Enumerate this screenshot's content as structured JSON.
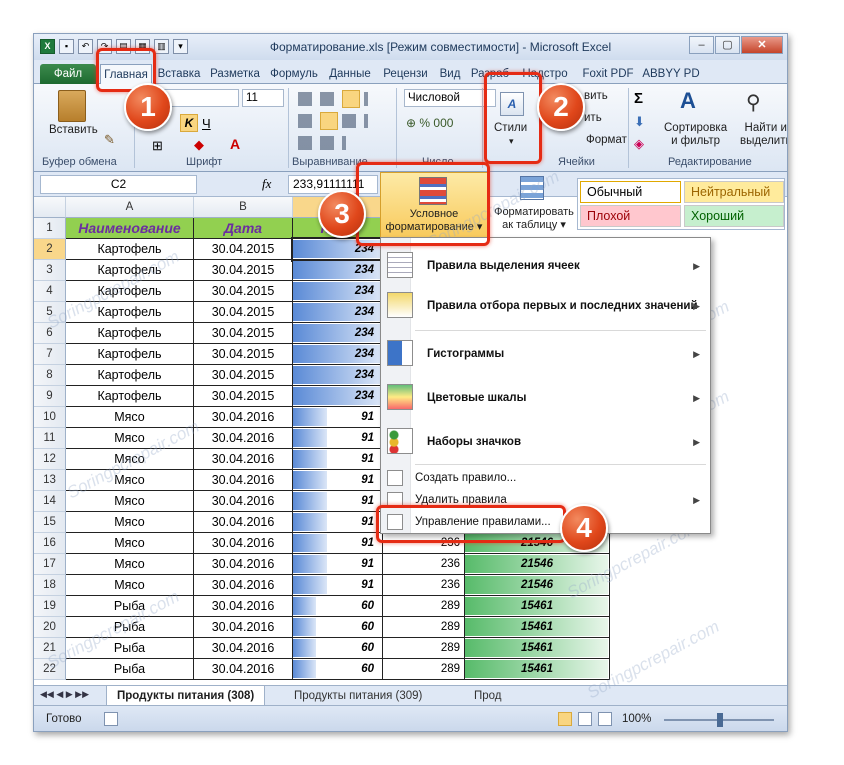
{
  "app": {
    "title": "Форматирование.xls  [Режим совместимости]  -  Microsoft Excel"
  },
  "tabs": [
    "Файл",
    "Главная",
    "Вставка",
    "Разметка",
    "Формуль",
    "Данные",
    "Рецензи",
    "Вид",
    "Разраб",
    "Надстро",
    "Foxit PDF",
    "ABBYY PD"
  ],
  "ribbon": {
    "paste_label": "Вставить",
    "font_name": "bri",
    "font_size": "11",
    "number_format": "Числовой",
    "styles_label": "Стили",
    "insert_label": "вить",
    "delete_label": "ить",
    "format_label": "Формат",
    "sort_label": "Сортировка",
    "sort_label2": "и фильтр",
    "find_label": "Найти и",
    "find_label2": "выделить",
    "groups": [
      "Буфер обмена",
      "Шрифт",
      "Выравнивание",
      "Число",
      "Ячейки",
      "Редактирование"
    ]
  },
  "formula_bar": {
    "name_box": "C2",
    "fx": "fx",
    "formula": "233,91111111"
  },
  "styles_gallery": {
    "cond_format_label1": "Условное",
    "cond_format_label2": "форматирование",
    "format_table_label1": "Форматировать",
    "format_table_label2": "ак таблицу",
    "normal": "Обычный",
    "neutral": "Нейтральный",
    "bad": "Плохой",
    "good": "Хороший"
  },
  "sheet": {
    "columns": [
      "A",
      "B",
      "C"
    ],
    "header": {
      "name": "Наименование",
      "date": "Дата",
      "qty": "Коли"
    },
    "rows": [
      {
        "n": "1"
      },
      {
        "n": "2",
        "a": "Картофель",
        "b": "30.04.2015",
        "c": "234"
      },
      {
        "n": "3",
        "a": "Картофель",
        "b": "30.04.2015",
        "c": "234"
      },
      {
        "n": "4",
        "a": "Картофель",
        "b": "30.04.2015",
        "c": "234"
      },
      {
        "n": "5",
        "a": "Картофель",
        "b": "30.04.2015",
        "c": "234"
      },
      {
        "n": "6",
        "a": "Картофель",
        "b": "30.04.2015",
        "c": "234"
      },
      {
        "n": "7",
        "a": "Картофель",
        "b": "30.04.2015",
        "c": "234"
      },
      {
        "n": "8",
        "a": "Картофель",
        "b": "30.04.2015",
        "c": "234"
      },
      {
        "n": "9",
        "a": "Картофель",
        "b": "30.04.2015",
        "c": "234"
      },
      {
        "n": "10",
        "a": "Мясо",
        "b": "30.04.2016",
        "c": "91"
      },
      {
        "n": "11",
        "a": "Мясо",
        "b": "30.04.2016",
        "c": "91"
      },
      {
        "n": "12",
        "a": "Мясо",
        "b": "30.04.2016",
        "c": "91"
      },
      {
        "n": "13",
        "a": "Мясо",
        "b": "30.04.2016",
        "c": "91"
      },
      {
        "n": "14",
        "a": "Мясо",
        "b": "30.04.2016",
        "c": "91"
      },
      {
        "n": "15",
        "a": "Мясо",
        "b": "30.04.2016",
        "c": "91"
      },
      {
        "n": "16",
        "a": "Мясо",
        "b": "30.04.2016",
        "c": "91",
        "d": "236",
        "e": "21546"
      },
      {
        "n": "17",
        "a": "Мясо",
        "b": "30.04.2016",
        "c": "91",
        "d": "236",
        "e": "21546"
      },
      {
        "n": "18",
        "a": "Мясо",
        "b": "30.04.2016",
        "c": "91",
        "d": "236",
        "e": "21546"
      },
      {
        "n": "19",
        "a": "Рыба",
        "b": "30.04.2016",
        "c": "60",
        "d": "289",
        "e": "15461"
      },
      {
        "n": "20",
        "a": "Рыба",
        "b": "30.04.2016",
        "c": "60",
        "d": "289",
        "e": "15461"
      },
      {
        "n": "21",
        "a": "Рыба",
        "b": "30.04.2016",
        "c": "60",
        "d": "289",
        "e": "15461"
      },
      {
        "n": "22",
        "a": "Рыба",
        "b": "30.04.2016",
        "c": "60",
        "d": "289",
        "e": "15461"
      }
    ]
  },
  "menu": {
    "items": [
      "Правила выделения ячеек",
      "Правила отбора первых и последних значений",
      "Гистограммы",
      "Цветовые шкалы",
      "Наборы значков",
      "Создать правило...",
      "Удалить правила",
      "Управление правилами..."
    ]
  },
  "sheet_tabs": [
    "Продукты питания (308)",
    "Продукты питания (309)",
    "Прод"
  ],
  "status": {
    "ready": "Готово",
    "zoom": "100%"
  },
  "badges": [
    "1",
    "2",
    "3",
    "4"
  ],
  "watermark": "Soringpcrepair.com",
  "colors": {
    "header_fill": "#92d050",
    "header_text": "#6b2ea0",
    "highlight": "#e52b14",
    "badge": "#e0471b"
  }
}
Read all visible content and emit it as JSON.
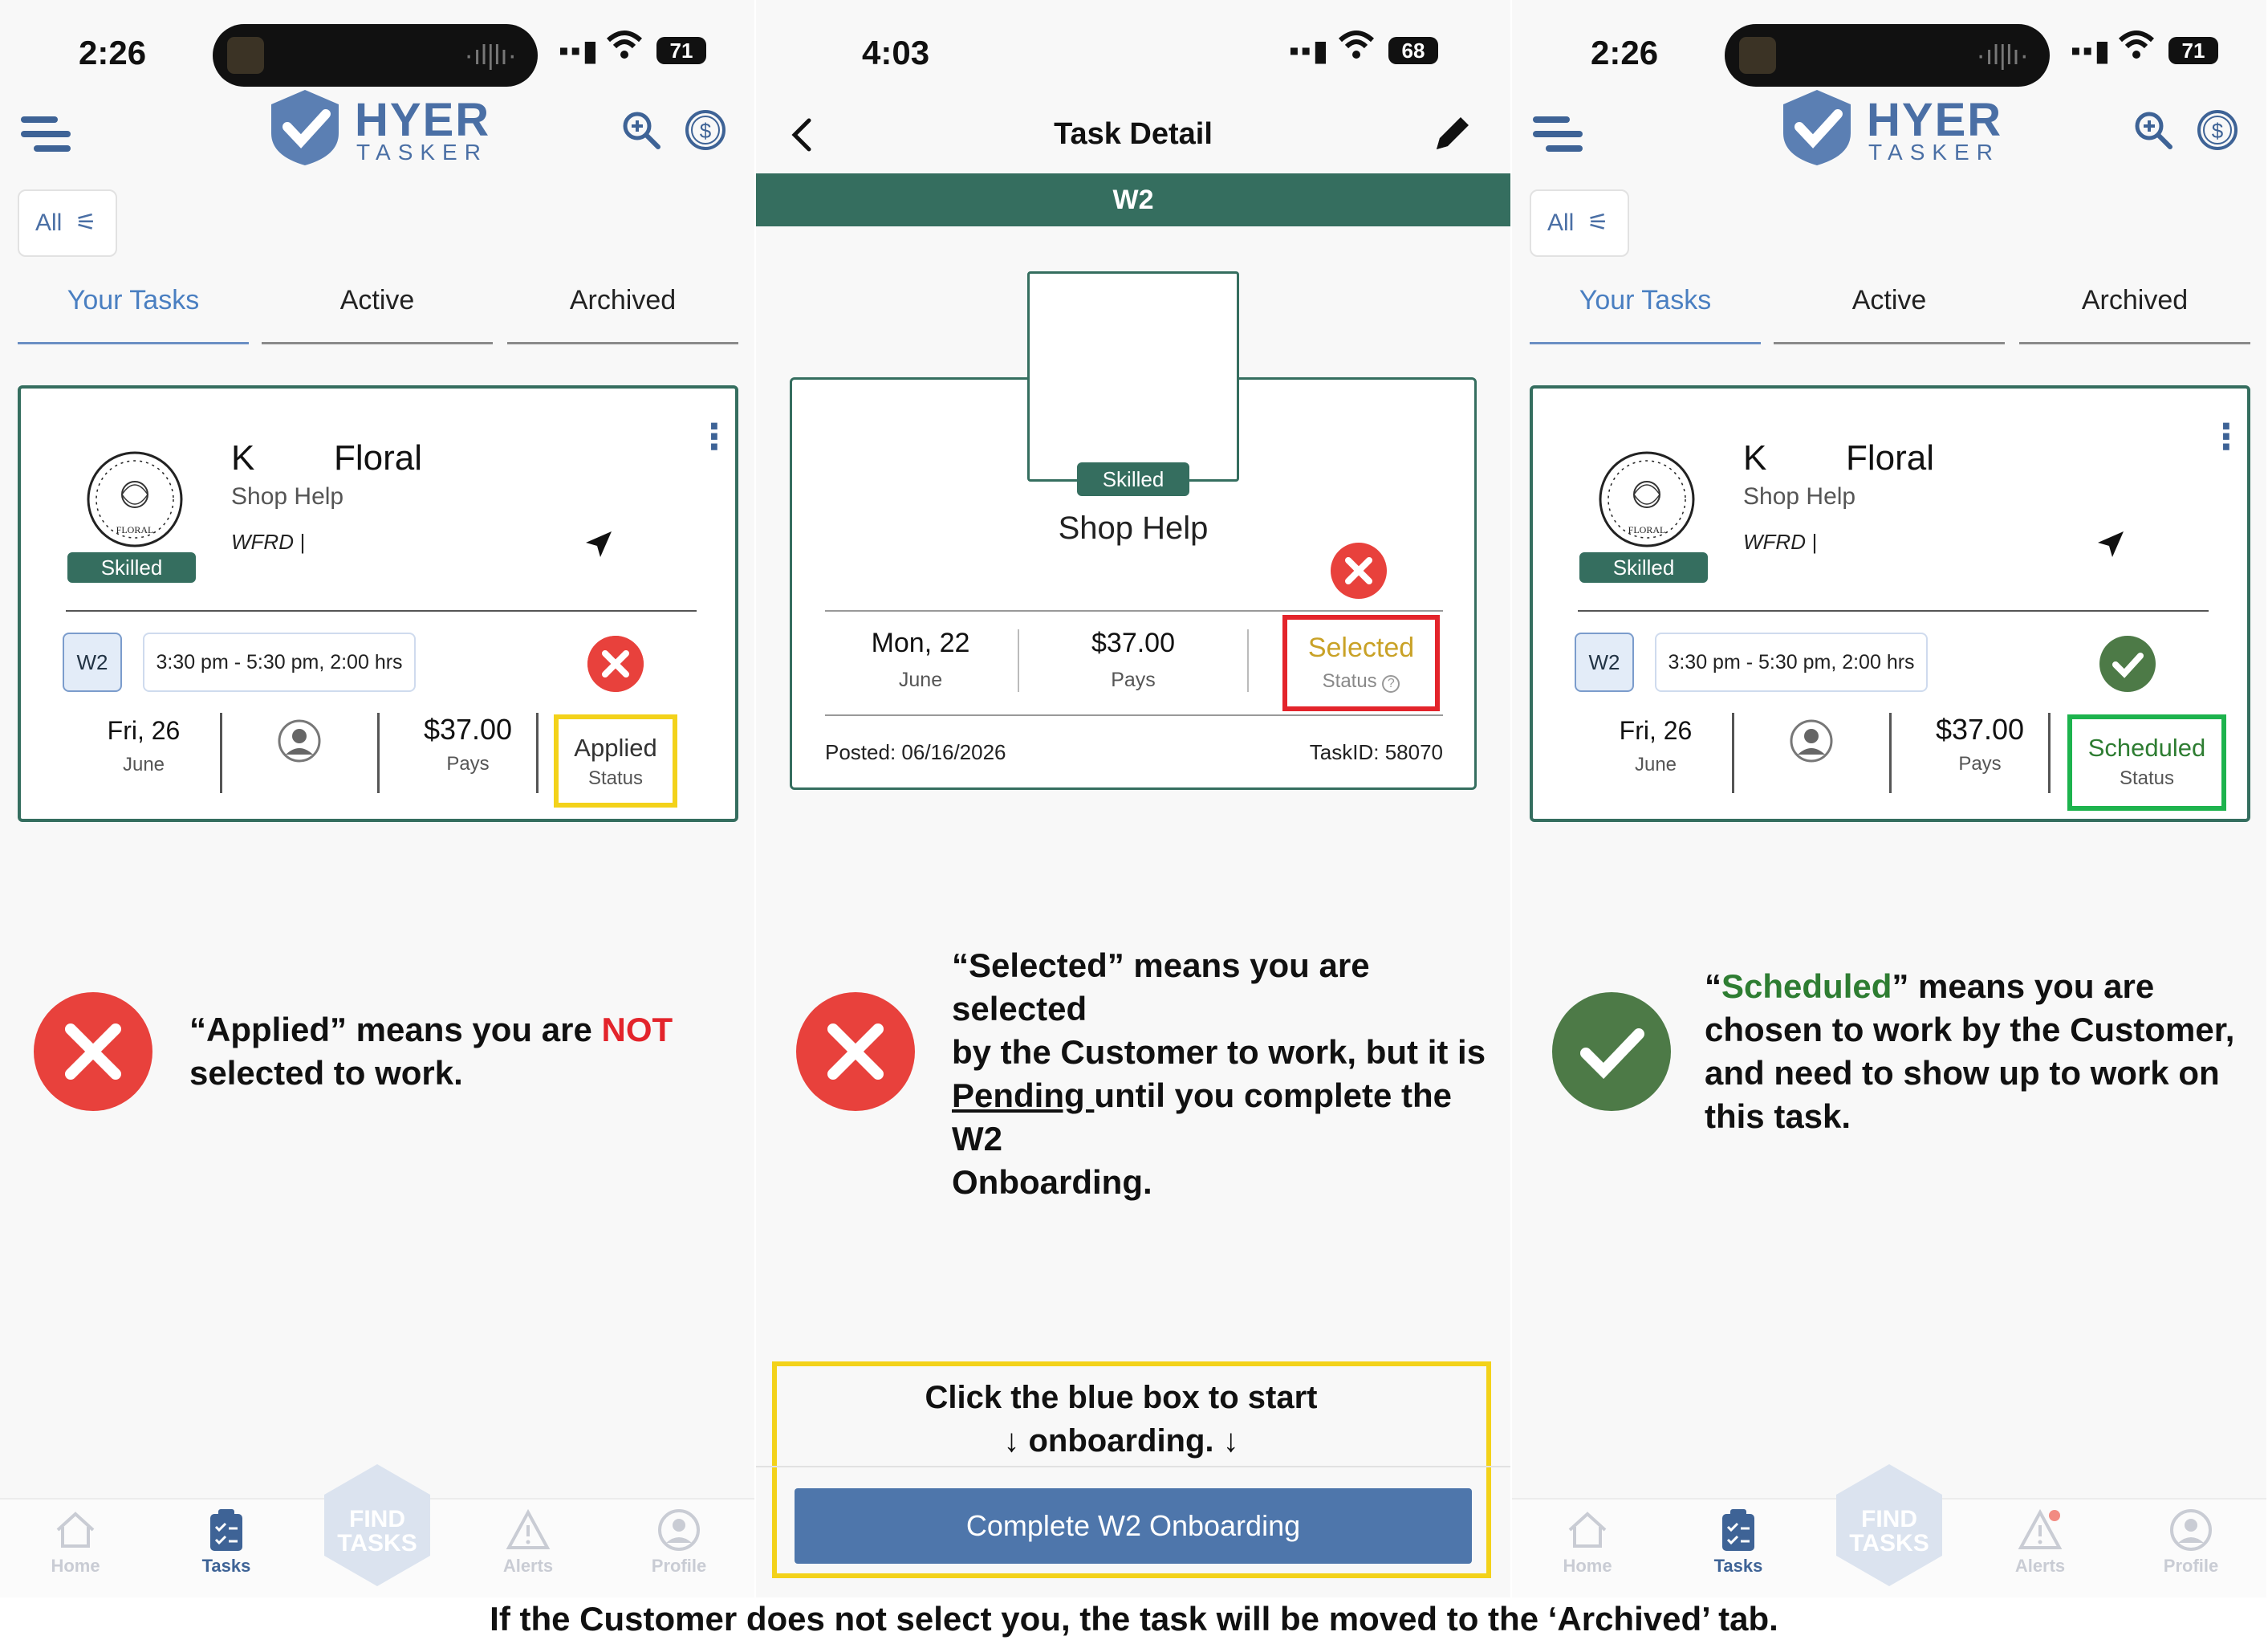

WHAT IS ASKED
Using the data above, print every line exactly, omitting pictures.

WRITTEN REPLY
Enumerate this screenshot's content as structured JSON.
{
  "app": {
    "title": "Форматирование.xls  [Режим совместимости]  -  Microsoft Excel"
  },
  "tabs": [
    "Файл",
    "Главная",
    "Вставка",
    "Разметка",
    "Формуль",
    "Данные",
    "Рецензи",
    "Вид",
    "Разраб",
    "Надстро",
    "Foxit PDF",
    "ABBYY PD"
  ],
  "ribbon": {
    "paste_label": "Вставить",
    "font_name": "bri",
    "font_size": "11",
    "number_format": "Числовой",
    "styles_label": "Стили",
    "insert_label": "вить",
    "delete_label": "ить",
    "format_label": "Формат",
    "sort_label": "Сортировка",
    "sort_label2": "и фильтр",
    "find_label": "Найти и",
    "find_label2": "выделить",
    "groups": [
      "Буфер обмена",
      "Шрифт",
      "Выравнивание",
      "Число",
      "Ячейки",
      "Редактирование"
    ]
  },
  "formula_bar": {
    "name_box": "C2",
    "fx": "fx",
    "formula": "233,91111111"
  },
  "styles_gallery": {
    "cond_format_label1": "Условное",
    "cond_format_label2": "форматирование",
    "format_table_label1": "Форматировать",
    "format_table_label2": "ак таблицу",
    "normal": "Обычный",
    "neutral": "Нейтральный",
    "bad": "Плохой",
    "good": "Хороший"
  },
  "sheet": {
    "columns": [
      "A",
      "B",
      "C"
    ],
    "header": {
      "name": "Наименование",
      "date": "Дата",
      "qty": "Коли"
    },
    "rows": [
      {
        "n": "1"
      },
      {
        "n": "2",
        "a": "Картофель",
        "b": "30.04.2015",
        "c": "234"
      },
      {
        "n": "3",
        "a": "Картофель",
        "b": "30.04.2015",
        "c": "234"
      },
      {
        "n": "4",
        "a": "Картофель",
        "b": "30.04.2015",
        "c": "234"
      },
      {
        "n": "5",
        "a": "Картофель",
        "b": "30.04.2015",
        "c": "234"
      },
      {
        "n": "6",
        "a": "Картофель",
        "b": "30.04.2015",
        "c": "234"
      },
      {
        "n": "7",
        "a": "Картофель",
        "b": "30.04.2015",
        "c": "234"
      },
      {
        "n": "8",
        "a": "Картофель",
        "b": "30.04.2015",
        "c": "234"
      },
      {
        "n": "9",
        "a": "Картофель",
        "b": "30.04.2015",
        "c": "234"
      },
      {
        "n": "10",
        "a": "Мясо",
        "b": "30.04.2016",
        "c": "91"
      },
      {
        "n": "11",
        "a": "Мясо",
        "b": "30.04.2016",
        "c": "91"
      },
      {
        "n": "12",
        "a": "Мясо",
        "b": "30.04.2016",
        "c": "91"
      },
      {
        "n": "13",
        "a": "Мясо",
        "b": "30.04.2016",
        "c": "91"
      },
      {
        "n": "14",
        "a": "Мясо",
        "b": "30.04.2016",
        "c": "91"
      },
      {
        "n": "15",
        "a": "Мясо",
        "b": "30.04.2016",
        "c": "91"
      },
      {
        "n": "16",
        "a": "Мясо",
        "b": "30.04.2016",
        "c": "91",
        "d": "236",
        "e": "21546"
      },
      {
        "n": "17",
        "a": "Мясо",
        "b": "30.04.2016",
        "c": "91",
        "d": "236",
        "e": "21546"
      },
      {
        "n": "18",
        "a": "Мясо",
        "b": "30.04.2016",
        "c": "91",
        "d": "236",
        "e": "21546"
      },
      {
        "n": "19",
        "a": "Рыба",
        "b": "30.04.2016",
        "c": "60",
        "d": "289",
        "e": "15461"
      },
      {
        "n": "20",
        "a": "Рыба",
        "b": "30.04.2016",
        "c": "60",
        "d": "289",
        "e": "15461"
      },
      {
        "n": "21",
        "a": "Рыба",
        "b": "30.04.2016",
        "c": "60",
        "d": "289",
        "e": "15461"
      },
      {
        "n": "22",
        "a": "Рыба",
        "b": "30.04.2016",
        "c": "60",
        "d": "289",
        "e": "15461"
      }
    ]
  },
  "menu": {
    "items": [
      "Правила выделения ячеек",
      "Правила отбора первых и последних значений",
      "Гистограммы",
      "Цветовые шкалы",
      "Наборы значков",
      "Создать правило...",
      "Удалить правила",
      "Управление правилами..."
    ]
  },
  "sheet_tabs": [
    "Продукты питания (308)",
    "Продукты питания (309)",
    "Прод"
  ],
  "status": {
    "ready": "Готово",
    "zoom": "100%"
  },
  "badges": [
    "1",
    "2",
    "3",
    "4"
  ],
  "watermark": "Soringpcrepair.com",
  "colors": {
    "header_fill": "#92d050",
    "header_text": "#6b2ea0",
    "highlight": "#e52b14",
    "badge": "#e0471b"
  }
}
Read all visible content and emit it as JSON.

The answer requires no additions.